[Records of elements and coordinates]

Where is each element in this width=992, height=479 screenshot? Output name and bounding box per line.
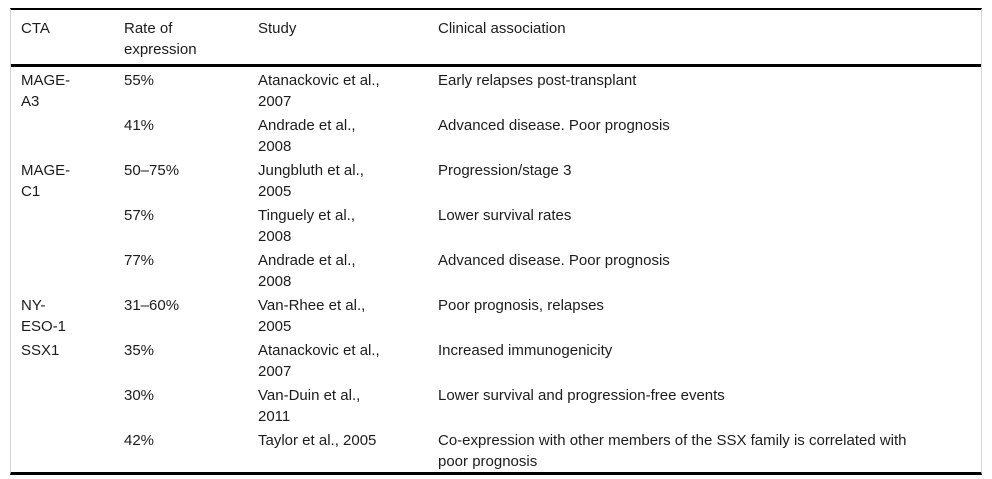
clinical-cell: Progression/stage 3 <box>438 162 572 179</box>
clinical-cell: Poor prognosis, relapses <box>438 297 604 314</box>
cta-cell <box>11 382 114 427</box>
clinical-cell: Lower survival and progression-free even… <box>438 387 725 404</box>
table-row: 30% Van-Duin et al., 2011 Lower survival… <box>11 382 981 427</box>
cta-cell <box>11 427 114 472</box>
clinical-cell: Increased immunogenicity <box>438 342 613 359</box>
clinical-cell: Lower survival rates <box>438 207 572 224</box>
rate-cell: 57% <box>124 207 155 224</box>
cta-cell: MAGE- A3 <box>21 72 71 110</box>
cta-expression-table: CTA Rate of expression Study Clinical as… <box>10 8 982 475</box>
table-body: MAGE- A3 55% Atanackovic et al., 2007 Ea… <box>11 67 981 472</box>
clinical-cell: Advanced disease. Poor prognosis <box>438 117 670 134</box>
rate-cell: 30% <box>124 387 155 404</box>
study-cell: Van-Duin et al., 2011 <box>258 387 361 425</box>
rate-cell: 41% <box>124 117 155 134</box>
cta-cell: SSX1 <box>21 342 60 359</box>
table-row: 42% Taylor et al., 2005 Co-expression wi… <box>11 427 981 472</box>
header-rate-of-expression: Rate of expression <box>124 20 197 58</box>
table-row: NY- ESO-1 31–60% Van-Rhee et al., 2005 P… <box>11 292 981 337</box>
header-cta: CTA <box>21 20 50 37</box>
rate-cell: 77% <box>124 252 155 269</box>
table-row: 57% Tinguely et al., 2008 Lower survival… <box>11 202 981 247</box>
table-header-row: CTA Rate of expression Study Clinical as… <box>11 10 981 67</box>
table-row: 41% Andrade et al., 2008 Advanced diseas… <box>11 112 981 157</box>
study-cell: Jungbluth et al., 2005 <box>258 162 364 200</box>
clinical-cell: Co-expression with other members of the … <box>438 432 907 470</box>
study-cell: Tinguely et al., 2008 <box>258 207 355 245</box>
study-cell: Andrade et al., 2008 <box>258 117 356 155</box>
study-cell: Taylor et al., 2005 <box>258 432 377 449</box>
cta-cell <box>11 247 114 292</box>
cta-cell <box>11 202 114 247</box>
table-row: MAGE- C1 50–75% Jungbluth et al., 2005 P… <box>11 157 981 202</box>
study-cell: Van-Rhee et al., 2005 <box>258 297 366 335</box>
rate-cell: 55% <box>124 72 155 89</box>
study-cell: Atanackovic et al., 2007 <box>258 342 380 380</box>
rate-cell: 35% <box>124 342 155 359</box>
table-row: 77% Andrade et al., 2008 Advanced diseas… <box>11 247 981 292</box>
header-study: Study <box>258 20 297 37</box>
table-row: SSX1 35% Atanackovic et al., 2007 Increa… <box>11 337 981 382</box>
clinical-cell: Early relapses post-transplant <box>438 72 637 89</box>
study-cell: Andrade et al., 2008 <box>258 252 356 290</box>
cta-cell: MAGE- C1 <box>21 162 71 200</box>
cta-cell <box>11 112 114 157</box>
clinical-cell: Advanced disease. Poor prognosis <box>438 252 670 269</box>
rate-cell: 50–75% <box>124 162 180 179</box>
table-row: MAGE- A3 55% Atanackovic et al., 2007 Ea… <box>11 67 981 112</box>
cta-cell: NY- ESO-1 <box>21 297 67 335</box>
study-cell: Atanackovic et al., 2007 <box>258 72 380 110</box>
header-clinical-association: Clinical association <box>438 20 566 37</box>
rate-cell: 31–60% <box>124 297 180 314</box>
table-header: CTA Rate of expression Study Clinical as… <box>11 10 981 67</box>
rate-cell: 42% <box>124 432 155 449</box>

_YOUR GOAL_
Could you retype, character for character, the lines between the one holding "clinical-cell: Progression/stage 3" and the one holding "rate-cell: 30% <box>124 387 155 404</box>", inclusive?

_WRITTEN SOLUTION_
clinical-cell: Progression/stage 3 <box>438 162 572 179</box>
clinical-cell: Poor prognosis, relapses <box>438 297 604 314</box>
cta-cell <box>11 382 114 427</box>
clinical-cell: Lower survival and progression-free even… <box>438 387 725 404</box>
table-row: 30% Van-Duin et al., 2011 Lower survival… <box>11 382 981 427</box>
cta-cell <box>11 427 114 472</box>
clinical-cell: Increased immunogenicity <box>438 342 613 359</box>
clinical-cell: Lower survival rates <box>438 207 572 224</box>
rate-cell: 57% <box>124 207 155 224</box>
cta-cell: MAGE- A3 <box>21 72 71 110</box>
cta-expression-table: CTA Rate of expression Study Clinical as… <box>10 8 982 475</box>
table-body: MAGE- A3 55% Atanackovic et al., 2007 Ea… <box>11 67 981 472</box>
clinical-cell: Advanced disease. Poor prognosis <box>438 117 670 134</box>
rate-cell: 30% <box>124 387 155 404</box>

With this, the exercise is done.